┌──

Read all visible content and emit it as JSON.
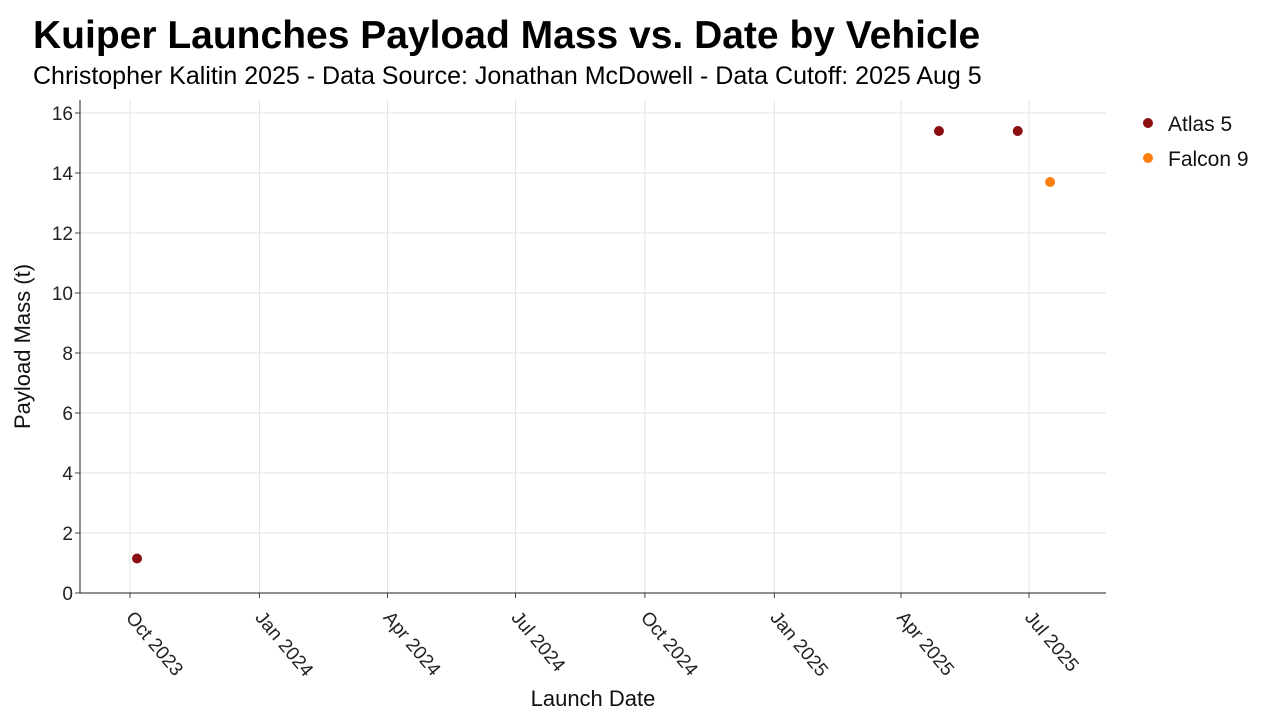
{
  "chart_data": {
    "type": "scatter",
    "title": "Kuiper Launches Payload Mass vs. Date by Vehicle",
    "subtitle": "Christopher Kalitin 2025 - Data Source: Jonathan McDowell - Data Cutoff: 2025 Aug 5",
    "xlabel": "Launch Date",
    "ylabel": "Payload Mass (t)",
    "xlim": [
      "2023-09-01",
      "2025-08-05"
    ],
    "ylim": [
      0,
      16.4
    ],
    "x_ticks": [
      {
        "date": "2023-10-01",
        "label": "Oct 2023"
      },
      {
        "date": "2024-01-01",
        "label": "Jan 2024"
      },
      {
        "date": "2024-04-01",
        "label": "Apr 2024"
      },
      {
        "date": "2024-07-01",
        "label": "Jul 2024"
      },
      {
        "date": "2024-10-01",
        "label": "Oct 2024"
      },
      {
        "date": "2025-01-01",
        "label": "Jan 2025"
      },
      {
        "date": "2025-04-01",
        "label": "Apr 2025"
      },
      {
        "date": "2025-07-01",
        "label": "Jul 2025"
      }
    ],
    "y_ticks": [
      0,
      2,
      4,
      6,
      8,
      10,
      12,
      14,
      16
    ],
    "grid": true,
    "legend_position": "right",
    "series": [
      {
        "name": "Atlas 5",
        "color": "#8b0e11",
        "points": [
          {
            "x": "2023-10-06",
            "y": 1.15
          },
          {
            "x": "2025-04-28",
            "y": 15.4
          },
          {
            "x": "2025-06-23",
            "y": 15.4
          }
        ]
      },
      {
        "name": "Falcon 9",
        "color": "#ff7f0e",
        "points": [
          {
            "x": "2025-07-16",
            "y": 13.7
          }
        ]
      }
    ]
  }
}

└──

PROBLEM TO SOLVE
Every entry should be returned exactly as written, minus the pictures.

SOLUTION TO THIS EXERCISE
Read all visible content and emit it as JSON.
{
  "chart_data": {
    "type": "scatter",
    "title": "Kuiper Launches Payload Mass vs. Date by Vehicle",
    "subtitle": "Christopher Kalitin 2025 - Data Source: Jonathan McDowell - Data Cutoff: 2025 Aug 5",
    "xlabel": "Launch Date",
    "ylabel": "Payload Mass (t)",
    "xlim": [
      "2023-09-01",
      "2025-08-05"
    ],
    "ylim": [
      0,
      16.4
    ],
    "x_ticks": [
      {
        "date": "2023-10-01",
        "label": "Oct 2023"
      },
      {
        "date": "2024-01-01",
        "label": "Jan 2024"
      },
      {
        "date": "2024-04-01",
        "label": "Apr 2024"
      },
      {
        "date": "2024-07-01",
        "label": "Jul 2024"
      },
      {
        "date": "2024-10-01",
        "label": "Oct 2024"
      },
      {
        "date": "2025-01-01",
        "label": "Jan 2025"
      },
      {
        "date": "2025-04-01",
        "label": "Apr 2025"
      },
      {
        "date": "2025-07-01",
        "label": "Jul 2025"
      }
    ],
    "y_ticks": [
      0,
      2,
      4,
      6,
      8,
      10,
      12,
      14,
      16
    ],
    "grid": true,
    "legend_position": "right",
    "series": [
      {
        "name": "Atlas 5",
        "color": "#8b0e11",
        "points": [
          {
            "x": "2023-10-06",
            "y": 1.15
          },
          {
            "x": "2025-04-28",
            "y": 15.4
          },
          {
            "x": "2025-06-23",
            "y": 15.4
          }
        ]
      },
      {
        "name": "Falcon 9",
        "color": "#ff7f0e",
        "points": [
          {
            "x": "2025-07-16",
            "y": 13.7
          }
        ]
      }
    ]
  }
}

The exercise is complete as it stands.